THE EXERCISE: Give the data below again exactly as it stands. Omit the pictures.

##### GIVEN ENTRIES

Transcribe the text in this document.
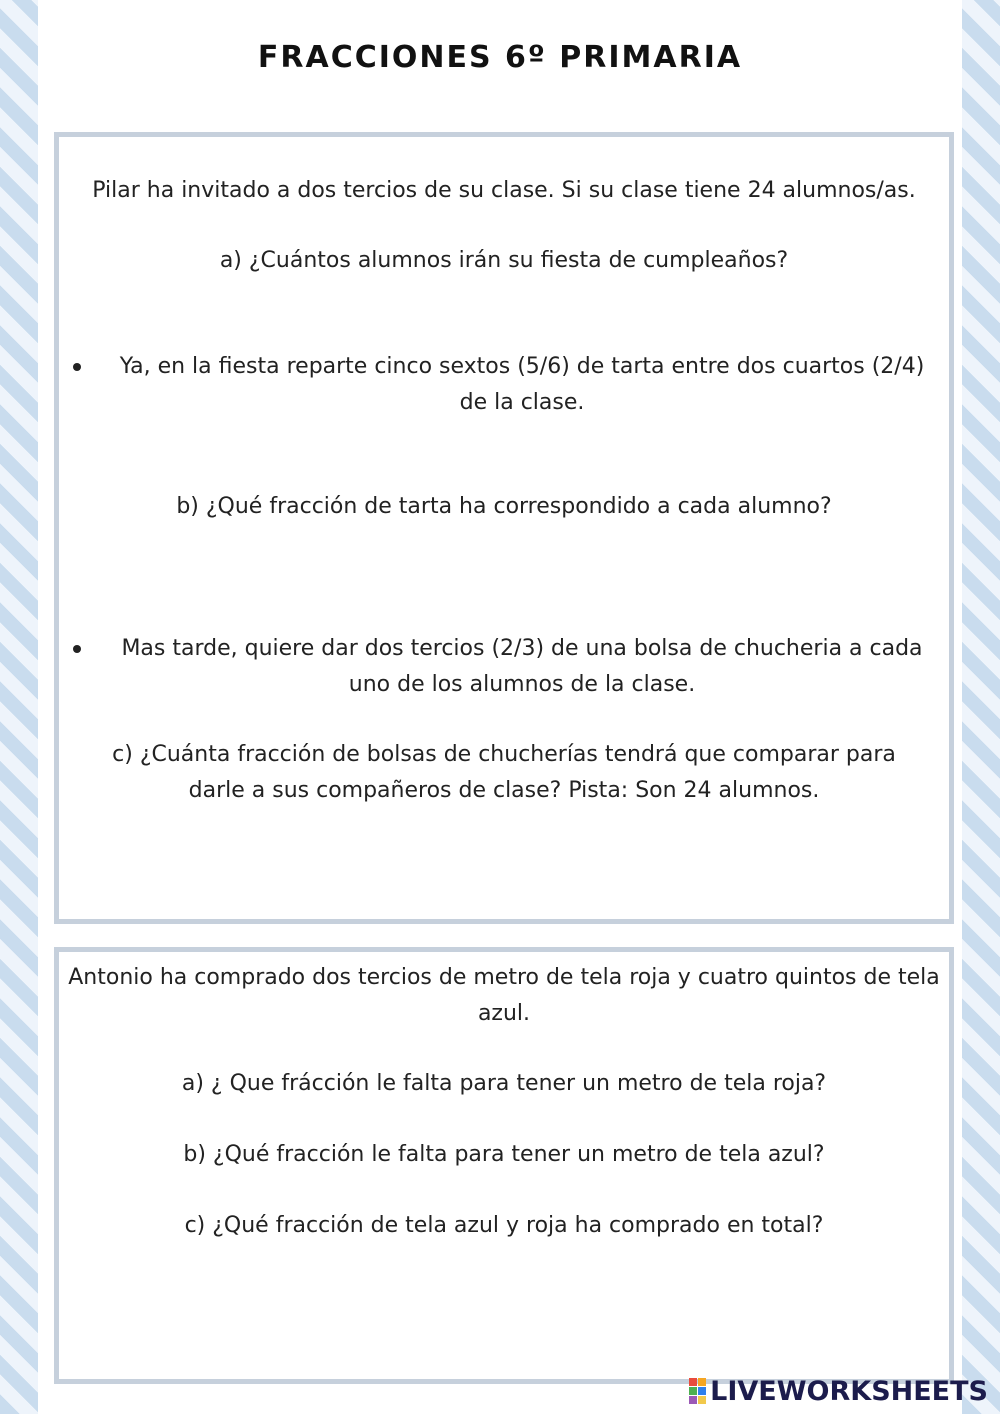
FRACCIONES 6º PRIMARIA
Pilar ha invitado a dos tercios de su clase. Si su clase tiene 24 alumnos/as.
a) ¿Cuántos alumnos irán su fiesta de cumpleaños?
Ya, en la fiesta reparte cinco sextos (5/6) de tarta entre dos cuartos (2/4) de la clase.
b) ¿Qué fracción de tarta ha correspondido a cada alumno?
Mas tarde, quiere dar dos tercios (2/3) de una bolsa de chucheria a cada uno de los alumnos de la clase.
c) ¿Cuánta fracción de bolsas de chucherías tendrá que comparar para darle a sus compañeros de clase? Pista: Son 24 alumnos.
Antonio ha comprado dos tercios de metro de tela roja y cuatro quintos de tela azul.
a) ¿ Que frácción le falta para tener un metro de tela roja?
b) ¿Qué fracción le falta para tener un metro de tela azul?
c) ¿Qué fracción de tela azul y roja ha comprado en total?
LIVEWORKSHEETS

##########

TASK RESPONSE:
Transcribe the text in this document.
FRACCIONES 6º PRIMARIA
Pilar ha invitado a dos tercios de su clase. Si su clase tiene 24 alumnos/as.
a) ¿Cuántos alumnos irán su fiesta de cumpleaños?
Ya, en la fiesta reparte cinco sextos (5/6) de tarta entre dos cuartos (2/4) de la clase.
b) ¿Qué fracción de tarta ha correspondido a cada alumno?
Mas tarde, quiere dar dos tercios (2/3) de una bolsa de chucheria a cada uno de los alumnos de la clase.
c) ¿Cuánta fracción de bolsas de chucherías tendrá que comparar para darle a sus compañeros de clase? Pista: Son 24 alumnos.
Antonio ha comprado dos tercios de metro de tela roja y cuatro quintos de tela azul.
a) ¿ Que frácción le falta para tener un metro de tela roja?
b) ¿Qué fracción le falta para tener un metro de tela azul?
c) ¿Qué fracción de tela azul y roja ha comprado en total?
LIVEWORKSHEETS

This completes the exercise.